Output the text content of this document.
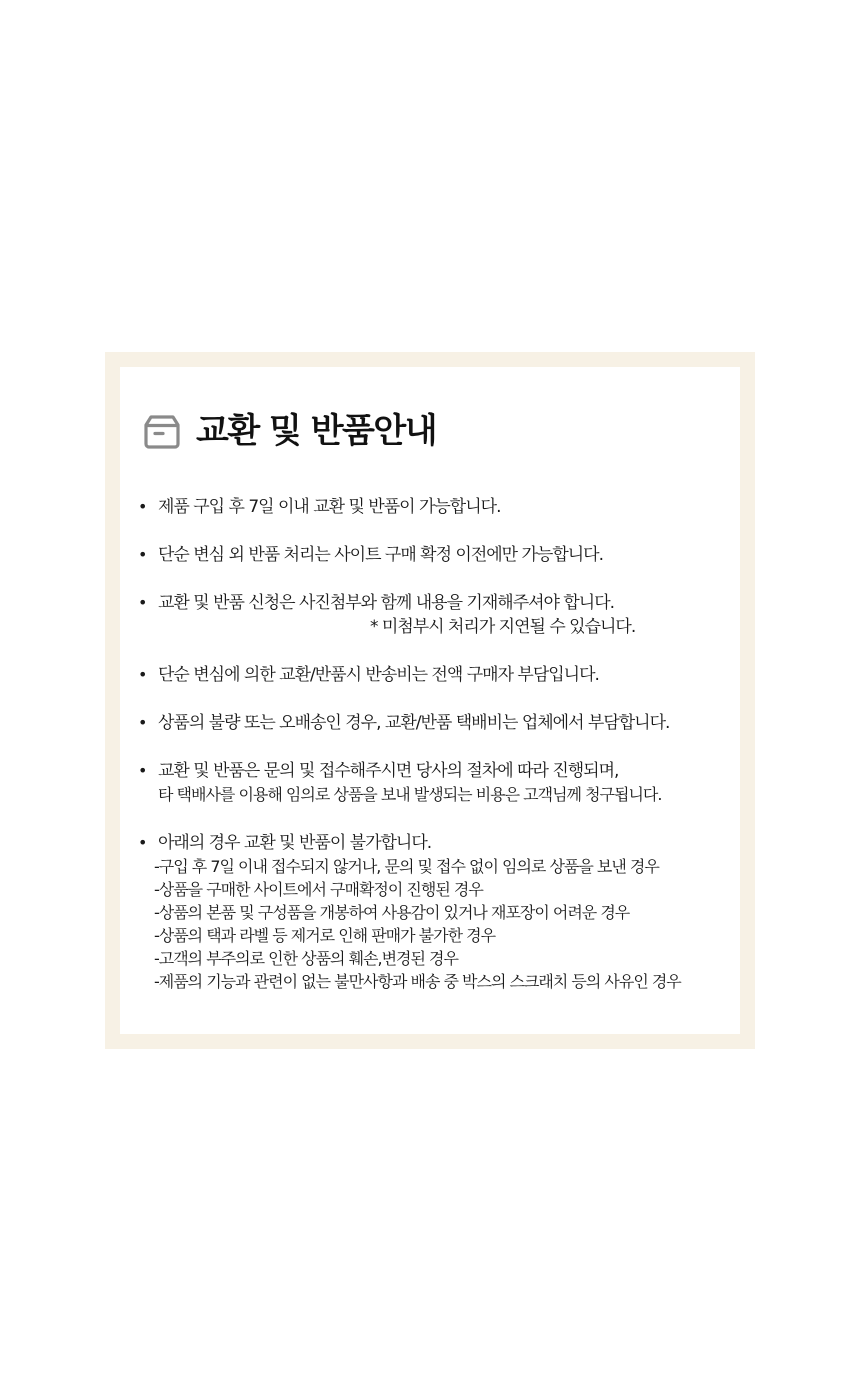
교환 및 반품안내
• 제품 구입 후 7일 이내 교환 및 반품이 가능합니다.
• 단순 변심 외 반품 처리는 사이트 구매 확정 이전에만 가능합니다.
• 교환 및 반품 신청은 사진첨부와 함께 내용을 기재해주셔야 합니다.
* 미첨부시 처리가 지연될 수 있습니다.
• 단순 변심에 의한 교환/반품시 반송비는 전액 구매자 부담입니다.
• 상품의 불량 또는 오배송인 경우, 교환/반품 택배비는 업체에서 부담합니다.
• 교환 및 반품은 문의 및 접수해주시면 당사의 절차에 따라 진행되며,
타 택배사를 이용해 임의로 상품을 보내 발생되는 비용은 고객님께 청구됩니다.
• 아래의 경우 교환 및 반품이 불가합니다.
-구입 후 7일 이내 접수되지 않거나, 문의 및 접수 없이 임의로 상품을 보낸 경우
-상품을 구매한 사이트에서 구매확정이 진행된 경우
-상품의 본품 및 구성품을 개봉하여 사용감이 있거나 재포장이 어려운 경우
-상품의 택과 라벨 등 제거로 인해 판매가 불가한 경우
-고객의 부주의로 인한 상품의 훼손,변경된 경우
-제품의 기능과 관련이 없는 불만사항과 배송 중 박스의 스크래치 등의 사유인 경우
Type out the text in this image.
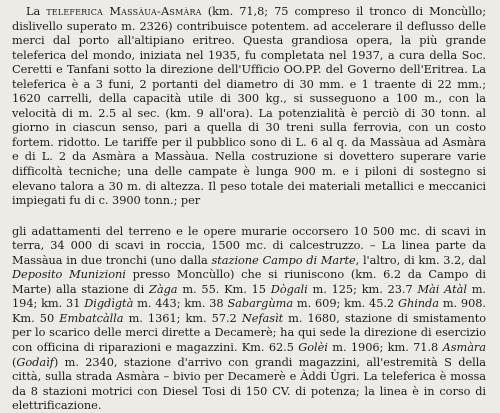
La teleferica Massàua-Asmàra (km. 71,8; 75 compreso il tronco di Moncùllo; dislivello superato m. 2326) contribuisce potentem. ad accelerare il deflusso delle merci dal porto all'altipiano eritreo. Questa grandiosa opera, la più grande teleferica del mondo, iniziata nel 1935, fu completata nel 1937, a cura della Soc. Ceretti e Tanfani sotto la direzione dell'Ufficio OO.PP. del Governo dell'Eritrea. La teleferica è a 3 funi, 2 portanti del diametro di 30 mm. e 1 traente di 22 mm.; 1620 carrelli, della capacità utile di 300 kg., si susseguono a 100 m., con la velocità di m. 2.5 al sec. (km. 9 all'ora). La potenzialità è perciò di 30 tonn. al giorno in ciascun senso, pari a quella di 30 treni sulla ferrovia, con un costo fortem. ridotto. Le tariffe per il pubblico sono di L. 6 al q. da Massàua ad Asmàra e di L. 2 da Asmàra a Massàua. Nella costruzione si dovettero superare varie difficoltà tecniche; una delle campate è lunga 900 m. e i piloni di sostegno si elevano talora a 30 m. di altezza. Il peso totale dei materiali metallici e meccanici impiegati fu di c. 3900 tonn.; per

gli adattamenti del terreno e le opere murarie occorsero 10 500 mc. di scavi in terra, 34 000 di scavi in roccia, 1500 mc. di calcestruzzo. – La linea parte da Massàua in due tronchi (uno dalla stazione Campo di Marte, l'altro, di km. 3.2, dal Deposito Munizioni presso Moncùllo) che si riuniscono (km. 6.2 da Campo di Marte) alla stazione di Zàga m. 55. Km. 15 Dògali m. 125; km. 23.7 Mài Atàl m. 194; km. 31 Digdìgtà m. 443; km. 38 Sabargùma m. 609; km. 45.2 Ghinda m. 908. Km. 50 Embatcàlla m. 1361; km. 57.2 Nefasìt m. 1680, stazione di smistamento per lo scarico delle merci dirette a Decamerè; ha qui sede la direzione di esercizio con officina di riparazioni e magazzini. Km. 62.5 Golèi m. 1906; km. 71.8 Asmàra (Godaìf) m. 2340, stazione d'arrivo con grandi magazzini, all'estremità S della città, sulla strada Asmàra – bivio per Decamerè e Àddi Ùgri. La teleferica è mossa da 8 stazioni motrici con Diesel Tosi di 150 CV. di potenza; la linea è in corso di elettrificazione.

THE PROBLEM:
Transcribe the whole listing exactly. Pictures stay out of your copy.

ANSWER TO THIS EXERCISE:
Output the text content of this document.
교환 및 반품안내
• 제품 구입 후 7일 이내 교환 및 반품이 가능합니다.
• 단순 변심 외 반품 처리는 사이트 구매 확정 이전에만 가능합니다.
• 교환 및 반품 신청은 사진첨부와 함께 내용을 기재해주셔야 합니다.
* 미첨부시 처리가 지연될 수 있습니다.
• 단순 변심에 의한 교환/반품시 반송비는 전액 구매자 부담입니다.
• 상품의 불량 또는 오배송인 경우, 교환/반품 택배비는 업체에서 부담합니다.
• 교환 및 반품은 문의 및 접수해주시면 당사의 절차에 따라 진행되며,
타 택배사를 이용해 임의로 상품을 보내 발생되는 비용은 고객님께 청구됩니다.
• 아래의 경우 교환 및 반품이 불가합니다.
-구입 후 7일 이내 접수되지 않거나, 문의 및 접수 없이 임의로 상품을 보낸 경우
-상품을 구매한 사이트에서 구매확정이 진행된 경우
-상품의 본품 및 구성품을 개봉하여 사용감이 있거나 재포장이 어려운 경우
-상품의 택과 라벨 등 제거로 인해 판매가 불가한 경우
-고객의 부주의로 인한 상품의 훼손,변경된 경우
-제품의 기능과 관련이 없는 불만사항과 배송 중 박스의 스크래치 등의 사유인 경우
Type out the text in this image.
La teleferica Massàua-Asmàra (km. 71,8; 75 compreso il tronco di Moncùllo; dislivello superato m. 2326) contribuisce potentem. ad accelerare il deflusso delle merci dal porto all'altipiano eritreo. Questa grandiosa opera, la più grande teleferica del mondo, iniziata nel 1935, fu completata nel 1937, a cura della Soc. Ceretti e Tanfani sotto la direzione dell'Ufficio OO.PP. del Governo dell'Eritrea. La teleferica è a 3 funi, 2 portanti del diametro di 30 mm. e 1 traente di 22 mm.; 1620 carrelli, della capacità utile di 300 kg., si susseguono a 100 m., con la velocità di m. 2.5 al sec. (km. 9 all'ora). La potenzialità è perciò di 30 tonn. al giorno in ciascun senso, pari a quella di 30 treni sulla ferrovia, con un costo fortem. ridotto. Le tariffe per il pubblico sono di L. 6 al q. da Massàua ad Asmàra e di L. 2 da Asmàra a Massàua. Nella costruzione si dovettero superare varie difficoltà tecniche; una delle campate è lunga 900 m. e i piloni di sostegno si elevano talora a 30 m. di altezza. Il peso totale dei materiali metallici e meccanici impiegati fu di c. 3900 tonn.; per

gli adattamenti del terreno e le opere murarie occorsero 10 500 mc. di scavi in terra, 34 000 di scavi in roccia, 1500 mc. di calcestruzzo. – La linea parte da Massàua in due tronchi (uno dalla stazione Campo di Marte, l'altro, di km. 3.2, dal Deposito Munizioni presso Moncùllo) che si riuniscono (km. 6.2 da Campo di Marte) alla stazione di Zàga m. 55. Km. 15 Dògali m. 125; km. 23.7 Mài Atàl m. 194; km. 31 Digdìgtà m. 443; km. 38 Sabargùma m. 609; km. 45.2 Ghinda m. 908. Km. 50 Embatcàlla m. 1361; km. 57.2 Nefasìt m. 1680, stazione di smistamento per lo scarico delle merci dirette a Decamerè; ha qui sede la direzione di esercizio con officina di riparazioni e magazzini. Km. 62.5 Golèi m. 1906; km. 71.8 Asmàra (Godaìf) m. 2340, stazione d'arrivo con grandi magazzini, all'estremità S della città, sulla strada Asmàra – bivio per Decamerè e Àddi Ùgri. La teleferica è mossa da 8 stazioni motrici con Diesel Tosi di 150 CV. di potenza; la linea è in corso di elettrificazione.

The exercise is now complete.